Mumbai: Directors of Jet Airways (India) Ltd will consider a plan to turnaround the financially-troubled carrier at a meeting on 27 August.

The airline’s board will also discuss ways to cut costs at the meeting, which will consider the deferred financial results for the June quarter, Jet Airways said in a regulatory filing on Wednesday.

The announcement will help to partly assuage investor concerns about the company, which is owned 24% by Etihad Airways of Abu Dhabi.

Jet Airways had on 9 August postponed announcing earnings for the three months ended 30 June. It had then said that the chairman of its audit committee informed the board at its meeting that day that the management needed further time to finalize the accounts. The company has been linked to several potential fund-raising plans. Mint on 3 August reported that Jet Airways has approached investment bankers again to help sell a stake in the carrier. On 20 August, Mint said Jet Airways is seeking to sell a stake in the Jet Privilege frequent-flier programme to raise cash for its loan repayment obligations and also for operational needs.

The past two quarters have seen local carriers hammered by higher jet fuel prices, a weaker rupee and intense competition hampering their ability to raise fares sufficiently to cover the higher costs. This has resulted in airlines reporting either a loss or lower profits in the June quarter.

Profit at InterGlobe Aviation Ltd, which runs IndiGo, the largest domestic carrier by market share, fell by a record 97% last quarter.

Budget airline SpiceJet Ltd plunged to an unexpected first loss in 14 quarters of 38.06 crore in the three months ended 30 June, from a year-earlier net profit of 46.1 crore. The loss resulted from a one-time expense to make a provisioning for paying off the Marans, the previous owners of the airline, higher fuel prices and foreign currency loss. Jet Airways is also expected to report a loss for the June quarter on the back of higher costs, according to analysts.

“Jet’s cost structure/debt levels have improved considerably, but it needs to do more because of intense competition in the industry," SBI Cap Securities said in a 16 July report. The Mumbai-based airline narrowed its net debt to 9,104.18 crore in the last financial year, from 10,191.38 crore, according to Bloomberg data.

__Data items__:

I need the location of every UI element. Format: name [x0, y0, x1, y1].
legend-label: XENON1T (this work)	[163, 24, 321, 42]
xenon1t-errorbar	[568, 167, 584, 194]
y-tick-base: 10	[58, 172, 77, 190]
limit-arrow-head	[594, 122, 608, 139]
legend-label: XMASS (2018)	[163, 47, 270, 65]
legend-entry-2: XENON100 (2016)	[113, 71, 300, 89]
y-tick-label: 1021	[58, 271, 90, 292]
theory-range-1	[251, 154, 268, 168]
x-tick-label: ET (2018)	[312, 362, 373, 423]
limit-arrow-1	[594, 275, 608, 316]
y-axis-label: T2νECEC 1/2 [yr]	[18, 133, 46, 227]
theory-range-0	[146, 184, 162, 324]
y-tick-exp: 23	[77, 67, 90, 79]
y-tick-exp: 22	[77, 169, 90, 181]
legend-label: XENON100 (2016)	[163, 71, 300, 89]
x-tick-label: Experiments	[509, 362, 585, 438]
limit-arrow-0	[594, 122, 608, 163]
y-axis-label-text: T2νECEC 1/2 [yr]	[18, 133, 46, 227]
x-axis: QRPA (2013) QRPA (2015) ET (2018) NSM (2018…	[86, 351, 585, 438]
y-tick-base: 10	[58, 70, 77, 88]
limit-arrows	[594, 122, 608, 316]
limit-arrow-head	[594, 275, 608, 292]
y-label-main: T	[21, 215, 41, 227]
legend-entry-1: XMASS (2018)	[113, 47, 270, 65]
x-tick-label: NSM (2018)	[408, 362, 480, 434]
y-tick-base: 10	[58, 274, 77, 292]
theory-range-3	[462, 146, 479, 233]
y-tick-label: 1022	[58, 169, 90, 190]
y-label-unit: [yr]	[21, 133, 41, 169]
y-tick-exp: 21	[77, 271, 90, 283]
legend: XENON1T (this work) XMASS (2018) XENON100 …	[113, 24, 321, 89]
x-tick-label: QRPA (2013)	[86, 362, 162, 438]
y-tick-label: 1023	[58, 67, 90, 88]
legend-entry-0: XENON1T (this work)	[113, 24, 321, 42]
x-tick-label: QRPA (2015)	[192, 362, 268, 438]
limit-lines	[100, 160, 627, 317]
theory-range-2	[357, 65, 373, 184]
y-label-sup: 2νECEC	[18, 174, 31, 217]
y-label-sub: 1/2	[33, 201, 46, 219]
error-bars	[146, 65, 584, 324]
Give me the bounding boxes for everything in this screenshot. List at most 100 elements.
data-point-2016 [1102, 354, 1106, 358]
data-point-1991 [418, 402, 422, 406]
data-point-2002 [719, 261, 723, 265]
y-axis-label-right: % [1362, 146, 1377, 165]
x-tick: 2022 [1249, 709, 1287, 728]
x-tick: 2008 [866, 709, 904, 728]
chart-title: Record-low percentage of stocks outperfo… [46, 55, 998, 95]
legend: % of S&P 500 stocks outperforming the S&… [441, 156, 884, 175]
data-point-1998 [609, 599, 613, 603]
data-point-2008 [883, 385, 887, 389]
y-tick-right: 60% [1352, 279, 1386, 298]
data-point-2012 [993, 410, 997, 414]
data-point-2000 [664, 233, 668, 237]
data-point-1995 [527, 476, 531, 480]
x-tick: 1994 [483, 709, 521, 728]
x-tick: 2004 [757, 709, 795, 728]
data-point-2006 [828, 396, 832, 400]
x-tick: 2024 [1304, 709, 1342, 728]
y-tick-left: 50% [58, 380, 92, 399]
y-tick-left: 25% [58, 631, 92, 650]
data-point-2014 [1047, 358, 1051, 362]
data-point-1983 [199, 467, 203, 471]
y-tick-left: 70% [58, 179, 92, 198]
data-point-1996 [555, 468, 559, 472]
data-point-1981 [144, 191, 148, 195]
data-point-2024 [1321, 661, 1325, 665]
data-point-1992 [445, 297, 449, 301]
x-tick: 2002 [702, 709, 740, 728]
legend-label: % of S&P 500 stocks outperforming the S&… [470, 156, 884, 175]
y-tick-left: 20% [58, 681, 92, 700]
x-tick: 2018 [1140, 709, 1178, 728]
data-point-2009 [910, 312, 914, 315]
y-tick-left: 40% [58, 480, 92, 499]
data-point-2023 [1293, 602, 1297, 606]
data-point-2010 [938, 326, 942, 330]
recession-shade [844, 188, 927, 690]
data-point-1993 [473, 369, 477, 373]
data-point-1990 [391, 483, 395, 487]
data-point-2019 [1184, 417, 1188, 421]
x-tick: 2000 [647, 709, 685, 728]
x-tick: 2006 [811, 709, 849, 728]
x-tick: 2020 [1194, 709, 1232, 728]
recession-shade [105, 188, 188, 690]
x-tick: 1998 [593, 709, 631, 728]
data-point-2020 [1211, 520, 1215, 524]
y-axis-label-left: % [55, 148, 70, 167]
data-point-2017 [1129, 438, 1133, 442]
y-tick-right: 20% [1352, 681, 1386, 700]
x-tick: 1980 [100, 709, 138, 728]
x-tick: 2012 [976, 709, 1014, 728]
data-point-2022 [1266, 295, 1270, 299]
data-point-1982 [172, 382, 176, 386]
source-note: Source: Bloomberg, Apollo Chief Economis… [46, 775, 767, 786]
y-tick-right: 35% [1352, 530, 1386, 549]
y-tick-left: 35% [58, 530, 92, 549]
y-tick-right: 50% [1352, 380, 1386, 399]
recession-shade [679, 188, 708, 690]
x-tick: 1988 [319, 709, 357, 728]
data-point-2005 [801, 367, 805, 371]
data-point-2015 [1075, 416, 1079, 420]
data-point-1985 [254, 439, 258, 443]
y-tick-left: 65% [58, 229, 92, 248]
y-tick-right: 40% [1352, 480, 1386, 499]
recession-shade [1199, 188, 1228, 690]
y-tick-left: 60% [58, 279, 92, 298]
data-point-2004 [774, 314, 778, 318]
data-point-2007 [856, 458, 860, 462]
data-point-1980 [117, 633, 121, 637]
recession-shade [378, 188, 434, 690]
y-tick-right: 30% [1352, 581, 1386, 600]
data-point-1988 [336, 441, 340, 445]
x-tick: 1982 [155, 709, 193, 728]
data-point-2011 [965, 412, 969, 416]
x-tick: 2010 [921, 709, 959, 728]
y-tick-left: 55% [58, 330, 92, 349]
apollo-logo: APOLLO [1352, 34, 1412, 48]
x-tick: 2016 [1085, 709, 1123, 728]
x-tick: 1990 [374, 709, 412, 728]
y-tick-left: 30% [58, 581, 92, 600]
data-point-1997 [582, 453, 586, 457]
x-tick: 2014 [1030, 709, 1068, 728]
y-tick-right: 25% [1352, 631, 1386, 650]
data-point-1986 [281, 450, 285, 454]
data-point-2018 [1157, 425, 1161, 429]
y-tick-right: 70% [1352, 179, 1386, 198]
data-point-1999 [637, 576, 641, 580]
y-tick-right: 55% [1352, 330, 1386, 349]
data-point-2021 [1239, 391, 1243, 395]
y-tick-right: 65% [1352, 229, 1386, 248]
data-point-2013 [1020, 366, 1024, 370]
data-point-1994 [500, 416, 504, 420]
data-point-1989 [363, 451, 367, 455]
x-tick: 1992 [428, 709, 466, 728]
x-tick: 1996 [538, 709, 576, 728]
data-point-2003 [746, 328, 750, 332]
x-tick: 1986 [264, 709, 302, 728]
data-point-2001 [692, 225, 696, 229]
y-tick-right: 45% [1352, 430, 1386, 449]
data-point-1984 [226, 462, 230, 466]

__Requirement 1__:
Answer these questions from the Jet Airways article:
(a) On what date will the Jet Airways board meet to consider the turnaround plan?
(b) What share of Jet Airways does Etihad Airways own?
(c) By how much did profit at InterGlobe Aviation Ltd fall last quarter?
__Requirement 2__:
Please say whether each statement agrees with the Jet Airways article. Answer yes or no, and quote the words from the article that decide it.
(a) Jet Airways put off announcing its June-quarter earnings on 9 August.
(b) SpiceJet reported a net profit for the three months ended 30 June.
(c) Jet Airways' net debt increased in the last financial year.
__Requirement 3__: Copy the passage of the Jet Airways article from "The past two" to "97% last quarter." word for word.

__Expected output 1__:
(a) 27 August
(b) 24%
(c) By a record 97%

__Expected output 2__:
(a) Yes: "Jet Airways had on 9 August postponed announcing earnings for the three months ended 30 June."
(b) No: "Budget airline SpiceJet Ltd plunged to an unexpected first loss in 14 quarters of 38.06 crore in the three months ended 30 June"
(c) No: "The Mumbai-based airline narrowed its net debt to 9,104.18 crore in the last financial year, from 10,191.38 crore"

__Expected output 3__:
The past two quarters have seen local carriers hammered by higher jet fuel prices, a weaker rupee and intense competition hampering their ability to raise fares sufficiently to cover the higher costs. This has resulted in airlines reporting either a loss or lower profits in the June quarter.

Profit at InterGlobe Aviation Ltd, which runs IndiGo, the largest domestic carrier by market share, fell by a record 97% last quarter.